Entries taken from a collection:
--- --- ---

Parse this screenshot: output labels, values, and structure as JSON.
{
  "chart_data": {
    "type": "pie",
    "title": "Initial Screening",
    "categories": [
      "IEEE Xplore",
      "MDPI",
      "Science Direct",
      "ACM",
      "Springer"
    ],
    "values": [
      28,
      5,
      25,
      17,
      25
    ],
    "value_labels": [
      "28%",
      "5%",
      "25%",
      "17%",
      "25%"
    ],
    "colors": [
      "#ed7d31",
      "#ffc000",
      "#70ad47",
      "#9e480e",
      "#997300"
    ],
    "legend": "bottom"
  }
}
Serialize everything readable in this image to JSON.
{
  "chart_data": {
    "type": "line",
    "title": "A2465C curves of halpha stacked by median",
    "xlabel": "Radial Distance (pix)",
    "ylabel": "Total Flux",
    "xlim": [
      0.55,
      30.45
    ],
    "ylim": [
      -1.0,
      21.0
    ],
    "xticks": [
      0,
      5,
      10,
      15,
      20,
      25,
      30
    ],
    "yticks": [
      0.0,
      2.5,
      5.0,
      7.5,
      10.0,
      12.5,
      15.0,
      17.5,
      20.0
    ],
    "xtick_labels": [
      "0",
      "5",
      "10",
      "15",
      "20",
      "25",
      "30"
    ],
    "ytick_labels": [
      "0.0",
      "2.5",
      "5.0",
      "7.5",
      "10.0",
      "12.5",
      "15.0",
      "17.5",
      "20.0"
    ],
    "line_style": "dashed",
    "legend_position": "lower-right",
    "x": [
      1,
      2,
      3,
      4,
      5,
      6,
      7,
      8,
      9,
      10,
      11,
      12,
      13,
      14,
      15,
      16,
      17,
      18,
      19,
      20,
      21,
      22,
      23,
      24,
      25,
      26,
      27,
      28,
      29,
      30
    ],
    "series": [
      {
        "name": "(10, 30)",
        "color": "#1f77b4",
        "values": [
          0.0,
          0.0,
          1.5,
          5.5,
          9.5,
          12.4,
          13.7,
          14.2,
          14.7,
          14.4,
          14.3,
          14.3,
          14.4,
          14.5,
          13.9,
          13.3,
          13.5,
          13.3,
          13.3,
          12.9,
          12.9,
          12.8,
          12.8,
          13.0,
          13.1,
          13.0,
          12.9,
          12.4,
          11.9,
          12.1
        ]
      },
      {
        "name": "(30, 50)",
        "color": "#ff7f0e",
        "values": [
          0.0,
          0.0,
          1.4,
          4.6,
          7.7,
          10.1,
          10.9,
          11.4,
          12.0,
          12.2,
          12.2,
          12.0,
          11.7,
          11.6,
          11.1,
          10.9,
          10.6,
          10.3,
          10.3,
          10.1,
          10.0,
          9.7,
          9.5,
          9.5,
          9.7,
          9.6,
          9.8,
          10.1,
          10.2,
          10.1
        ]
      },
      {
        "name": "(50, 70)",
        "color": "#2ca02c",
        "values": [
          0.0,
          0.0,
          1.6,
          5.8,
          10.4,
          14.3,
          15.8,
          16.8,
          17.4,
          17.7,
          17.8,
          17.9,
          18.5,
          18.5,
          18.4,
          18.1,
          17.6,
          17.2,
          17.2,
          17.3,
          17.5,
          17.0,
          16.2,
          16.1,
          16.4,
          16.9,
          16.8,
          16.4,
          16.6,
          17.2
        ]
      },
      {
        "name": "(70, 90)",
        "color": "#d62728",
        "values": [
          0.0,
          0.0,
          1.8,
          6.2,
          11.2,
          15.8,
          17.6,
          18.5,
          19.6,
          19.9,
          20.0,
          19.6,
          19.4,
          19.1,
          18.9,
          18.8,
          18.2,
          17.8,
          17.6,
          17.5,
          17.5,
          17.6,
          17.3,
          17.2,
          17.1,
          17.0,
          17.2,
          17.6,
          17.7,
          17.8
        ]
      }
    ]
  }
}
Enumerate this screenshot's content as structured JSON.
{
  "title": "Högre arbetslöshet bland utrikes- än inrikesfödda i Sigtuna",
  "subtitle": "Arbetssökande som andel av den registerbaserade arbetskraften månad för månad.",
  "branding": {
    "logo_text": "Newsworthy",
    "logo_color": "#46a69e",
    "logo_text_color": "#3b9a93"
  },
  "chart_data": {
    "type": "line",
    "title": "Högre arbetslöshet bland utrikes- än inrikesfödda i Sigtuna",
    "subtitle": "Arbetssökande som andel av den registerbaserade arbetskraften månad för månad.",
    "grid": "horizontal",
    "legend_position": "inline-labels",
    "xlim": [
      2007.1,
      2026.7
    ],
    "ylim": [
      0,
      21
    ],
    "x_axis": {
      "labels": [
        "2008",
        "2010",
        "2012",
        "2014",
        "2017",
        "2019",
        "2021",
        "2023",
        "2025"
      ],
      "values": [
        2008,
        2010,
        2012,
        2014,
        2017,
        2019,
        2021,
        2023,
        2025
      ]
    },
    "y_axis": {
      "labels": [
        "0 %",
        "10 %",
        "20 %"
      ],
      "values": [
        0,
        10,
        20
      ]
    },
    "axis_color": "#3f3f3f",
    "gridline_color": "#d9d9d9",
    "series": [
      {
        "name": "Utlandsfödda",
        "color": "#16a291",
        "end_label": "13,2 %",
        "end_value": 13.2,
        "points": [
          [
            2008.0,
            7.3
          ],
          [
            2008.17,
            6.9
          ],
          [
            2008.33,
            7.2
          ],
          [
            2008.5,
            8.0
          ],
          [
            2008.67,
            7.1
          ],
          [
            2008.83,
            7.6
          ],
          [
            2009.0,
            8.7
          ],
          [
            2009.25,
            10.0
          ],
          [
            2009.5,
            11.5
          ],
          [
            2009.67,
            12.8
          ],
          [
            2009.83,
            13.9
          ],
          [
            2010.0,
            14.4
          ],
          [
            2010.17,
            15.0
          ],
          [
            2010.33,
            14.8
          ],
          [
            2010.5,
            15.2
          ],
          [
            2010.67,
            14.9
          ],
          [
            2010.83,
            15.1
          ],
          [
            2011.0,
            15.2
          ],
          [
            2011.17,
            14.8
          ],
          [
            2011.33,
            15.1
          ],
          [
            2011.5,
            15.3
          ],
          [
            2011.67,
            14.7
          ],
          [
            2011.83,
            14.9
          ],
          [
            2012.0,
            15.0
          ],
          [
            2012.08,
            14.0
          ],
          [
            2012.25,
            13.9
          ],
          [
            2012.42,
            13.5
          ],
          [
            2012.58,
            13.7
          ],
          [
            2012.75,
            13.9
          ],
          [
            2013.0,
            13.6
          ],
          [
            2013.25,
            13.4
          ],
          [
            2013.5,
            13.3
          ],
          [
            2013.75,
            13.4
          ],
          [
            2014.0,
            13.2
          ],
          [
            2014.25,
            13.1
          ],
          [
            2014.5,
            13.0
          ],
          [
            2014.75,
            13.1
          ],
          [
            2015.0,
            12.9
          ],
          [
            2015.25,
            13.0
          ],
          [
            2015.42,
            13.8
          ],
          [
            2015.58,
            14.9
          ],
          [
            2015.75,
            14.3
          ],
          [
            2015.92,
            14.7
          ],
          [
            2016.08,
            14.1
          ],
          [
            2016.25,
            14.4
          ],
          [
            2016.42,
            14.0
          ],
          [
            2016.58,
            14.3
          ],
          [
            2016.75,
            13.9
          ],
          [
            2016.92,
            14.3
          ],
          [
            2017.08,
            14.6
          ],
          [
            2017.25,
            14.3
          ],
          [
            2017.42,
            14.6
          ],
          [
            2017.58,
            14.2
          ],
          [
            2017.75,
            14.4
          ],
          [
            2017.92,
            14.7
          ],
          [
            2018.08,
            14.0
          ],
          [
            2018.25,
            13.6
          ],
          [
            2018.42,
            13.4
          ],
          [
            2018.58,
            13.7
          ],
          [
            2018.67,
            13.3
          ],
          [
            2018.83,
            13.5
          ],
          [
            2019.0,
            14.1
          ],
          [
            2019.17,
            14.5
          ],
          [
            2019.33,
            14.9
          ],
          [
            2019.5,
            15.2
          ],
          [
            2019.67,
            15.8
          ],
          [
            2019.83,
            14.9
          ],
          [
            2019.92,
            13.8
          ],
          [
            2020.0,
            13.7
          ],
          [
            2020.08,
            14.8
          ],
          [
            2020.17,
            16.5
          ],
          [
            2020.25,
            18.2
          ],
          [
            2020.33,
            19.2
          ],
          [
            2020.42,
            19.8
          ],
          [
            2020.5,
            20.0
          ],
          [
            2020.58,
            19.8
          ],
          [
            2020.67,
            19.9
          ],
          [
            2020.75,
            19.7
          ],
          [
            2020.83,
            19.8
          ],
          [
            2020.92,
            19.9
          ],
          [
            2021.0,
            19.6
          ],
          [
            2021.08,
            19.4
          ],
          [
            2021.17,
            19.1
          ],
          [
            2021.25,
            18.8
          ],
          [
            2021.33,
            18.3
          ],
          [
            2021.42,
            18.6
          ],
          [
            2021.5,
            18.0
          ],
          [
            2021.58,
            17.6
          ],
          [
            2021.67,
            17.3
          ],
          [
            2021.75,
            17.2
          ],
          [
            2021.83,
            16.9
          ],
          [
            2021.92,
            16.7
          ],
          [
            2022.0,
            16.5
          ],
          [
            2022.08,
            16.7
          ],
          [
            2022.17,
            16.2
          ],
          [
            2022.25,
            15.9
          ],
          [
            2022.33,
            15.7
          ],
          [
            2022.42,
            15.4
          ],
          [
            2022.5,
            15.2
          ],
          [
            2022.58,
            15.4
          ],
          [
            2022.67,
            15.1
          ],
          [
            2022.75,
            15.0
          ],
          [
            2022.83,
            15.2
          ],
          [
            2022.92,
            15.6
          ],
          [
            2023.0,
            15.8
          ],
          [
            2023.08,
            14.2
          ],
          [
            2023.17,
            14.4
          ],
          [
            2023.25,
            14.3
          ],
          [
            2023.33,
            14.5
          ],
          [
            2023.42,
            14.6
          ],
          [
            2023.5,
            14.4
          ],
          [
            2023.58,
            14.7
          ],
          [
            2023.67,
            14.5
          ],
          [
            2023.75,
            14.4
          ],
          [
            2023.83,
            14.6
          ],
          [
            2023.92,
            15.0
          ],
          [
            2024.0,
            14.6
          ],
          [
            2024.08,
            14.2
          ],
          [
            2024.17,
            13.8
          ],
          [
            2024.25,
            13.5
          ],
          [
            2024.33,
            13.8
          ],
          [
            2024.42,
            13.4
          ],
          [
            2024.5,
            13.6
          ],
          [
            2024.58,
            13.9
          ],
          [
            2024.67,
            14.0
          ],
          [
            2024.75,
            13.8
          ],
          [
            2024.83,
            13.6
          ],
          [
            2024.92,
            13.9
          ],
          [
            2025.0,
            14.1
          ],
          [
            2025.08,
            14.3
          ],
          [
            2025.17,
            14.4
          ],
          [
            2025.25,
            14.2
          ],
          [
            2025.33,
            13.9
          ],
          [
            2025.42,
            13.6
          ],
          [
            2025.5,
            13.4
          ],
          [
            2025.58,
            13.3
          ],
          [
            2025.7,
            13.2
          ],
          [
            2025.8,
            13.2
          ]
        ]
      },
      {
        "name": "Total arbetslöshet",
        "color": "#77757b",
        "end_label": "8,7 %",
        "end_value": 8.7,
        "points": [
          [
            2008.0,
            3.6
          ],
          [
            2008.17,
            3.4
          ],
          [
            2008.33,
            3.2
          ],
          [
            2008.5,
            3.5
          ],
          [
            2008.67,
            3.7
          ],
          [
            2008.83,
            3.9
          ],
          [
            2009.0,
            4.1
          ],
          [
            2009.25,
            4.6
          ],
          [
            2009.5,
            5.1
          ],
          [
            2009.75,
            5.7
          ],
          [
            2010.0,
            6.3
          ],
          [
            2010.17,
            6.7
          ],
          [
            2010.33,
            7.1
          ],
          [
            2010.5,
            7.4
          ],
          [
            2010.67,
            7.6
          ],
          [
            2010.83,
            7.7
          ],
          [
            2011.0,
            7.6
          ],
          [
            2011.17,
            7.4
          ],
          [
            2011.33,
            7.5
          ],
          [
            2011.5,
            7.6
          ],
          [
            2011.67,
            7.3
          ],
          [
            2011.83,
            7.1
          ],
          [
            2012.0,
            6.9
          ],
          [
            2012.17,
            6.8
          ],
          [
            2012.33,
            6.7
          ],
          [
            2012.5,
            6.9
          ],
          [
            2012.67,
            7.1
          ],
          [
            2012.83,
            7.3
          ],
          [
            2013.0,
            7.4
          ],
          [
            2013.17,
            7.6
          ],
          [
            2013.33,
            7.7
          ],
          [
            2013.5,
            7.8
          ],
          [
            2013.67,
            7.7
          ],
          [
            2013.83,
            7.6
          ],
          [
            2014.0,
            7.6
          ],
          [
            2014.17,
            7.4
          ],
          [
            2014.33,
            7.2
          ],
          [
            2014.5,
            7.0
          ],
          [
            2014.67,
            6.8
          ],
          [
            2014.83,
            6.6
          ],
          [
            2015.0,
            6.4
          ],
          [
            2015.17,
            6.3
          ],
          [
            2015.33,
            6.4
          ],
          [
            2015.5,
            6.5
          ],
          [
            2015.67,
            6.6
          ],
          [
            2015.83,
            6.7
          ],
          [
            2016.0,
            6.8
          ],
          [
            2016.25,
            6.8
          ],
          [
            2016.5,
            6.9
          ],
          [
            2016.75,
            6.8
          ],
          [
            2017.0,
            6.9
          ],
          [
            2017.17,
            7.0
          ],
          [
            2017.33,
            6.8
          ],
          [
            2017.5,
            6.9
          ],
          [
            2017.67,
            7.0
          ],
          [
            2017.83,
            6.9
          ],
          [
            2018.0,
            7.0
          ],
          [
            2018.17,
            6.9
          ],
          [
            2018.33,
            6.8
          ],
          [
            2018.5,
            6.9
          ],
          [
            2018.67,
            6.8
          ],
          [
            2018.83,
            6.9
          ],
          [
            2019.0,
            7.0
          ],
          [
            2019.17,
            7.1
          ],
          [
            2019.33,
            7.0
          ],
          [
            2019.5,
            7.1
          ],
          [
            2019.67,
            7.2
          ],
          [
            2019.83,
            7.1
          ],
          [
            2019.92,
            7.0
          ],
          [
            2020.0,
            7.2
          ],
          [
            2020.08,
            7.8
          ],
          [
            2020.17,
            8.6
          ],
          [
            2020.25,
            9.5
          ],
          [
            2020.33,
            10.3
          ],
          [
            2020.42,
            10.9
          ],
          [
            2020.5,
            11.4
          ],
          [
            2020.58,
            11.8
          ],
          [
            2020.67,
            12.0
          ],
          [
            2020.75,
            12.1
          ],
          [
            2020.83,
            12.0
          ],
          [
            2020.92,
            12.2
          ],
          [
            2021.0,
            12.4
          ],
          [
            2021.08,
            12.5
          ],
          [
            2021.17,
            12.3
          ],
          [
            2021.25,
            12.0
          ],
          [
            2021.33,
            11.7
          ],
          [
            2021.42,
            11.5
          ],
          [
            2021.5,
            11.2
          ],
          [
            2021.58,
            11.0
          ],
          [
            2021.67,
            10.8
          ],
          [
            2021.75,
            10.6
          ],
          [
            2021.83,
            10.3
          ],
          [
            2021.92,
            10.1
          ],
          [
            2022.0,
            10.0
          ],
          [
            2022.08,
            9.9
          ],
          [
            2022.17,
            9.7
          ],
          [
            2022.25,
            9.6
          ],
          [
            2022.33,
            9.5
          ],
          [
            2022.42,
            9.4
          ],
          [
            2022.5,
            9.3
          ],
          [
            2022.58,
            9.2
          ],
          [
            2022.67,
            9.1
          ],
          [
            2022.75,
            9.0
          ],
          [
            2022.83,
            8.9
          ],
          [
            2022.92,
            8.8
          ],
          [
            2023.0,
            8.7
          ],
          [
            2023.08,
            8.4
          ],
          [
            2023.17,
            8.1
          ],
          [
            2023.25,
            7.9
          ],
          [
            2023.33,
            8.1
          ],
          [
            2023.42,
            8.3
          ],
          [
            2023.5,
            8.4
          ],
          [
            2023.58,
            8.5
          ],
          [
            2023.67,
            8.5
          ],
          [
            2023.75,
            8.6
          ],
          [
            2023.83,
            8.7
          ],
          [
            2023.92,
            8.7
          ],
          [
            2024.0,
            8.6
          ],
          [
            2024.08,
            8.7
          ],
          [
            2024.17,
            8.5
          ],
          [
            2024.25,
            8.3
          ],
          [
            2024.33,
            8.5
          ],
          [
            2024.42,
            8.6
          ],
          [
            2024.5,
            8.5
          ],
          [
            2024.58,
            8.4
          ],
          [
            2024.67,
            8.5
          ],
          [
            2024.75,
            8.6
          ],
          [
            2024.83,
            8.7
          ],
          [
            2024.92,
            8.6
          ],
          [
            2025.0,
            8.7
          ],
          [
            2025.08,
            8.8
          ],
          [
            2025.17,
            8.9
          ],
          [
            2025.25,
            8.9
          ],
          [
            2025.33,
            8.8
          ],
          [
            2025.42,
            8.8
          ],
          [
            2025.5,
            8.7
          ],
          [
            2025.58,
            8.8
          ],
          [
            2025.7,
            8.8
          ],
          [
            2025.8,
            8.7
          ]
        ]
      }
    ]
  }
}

--- --- ---

## DIRECTIONS
In the records above, find each line with the word "JSON" and copy it.

## EXERCISE OUTPUT
Parse this screenshot: output labels, values, and structure as JSON.
Serialize everything readable in this image to JSON.
Enumerate this screenshot's content as structured JSON.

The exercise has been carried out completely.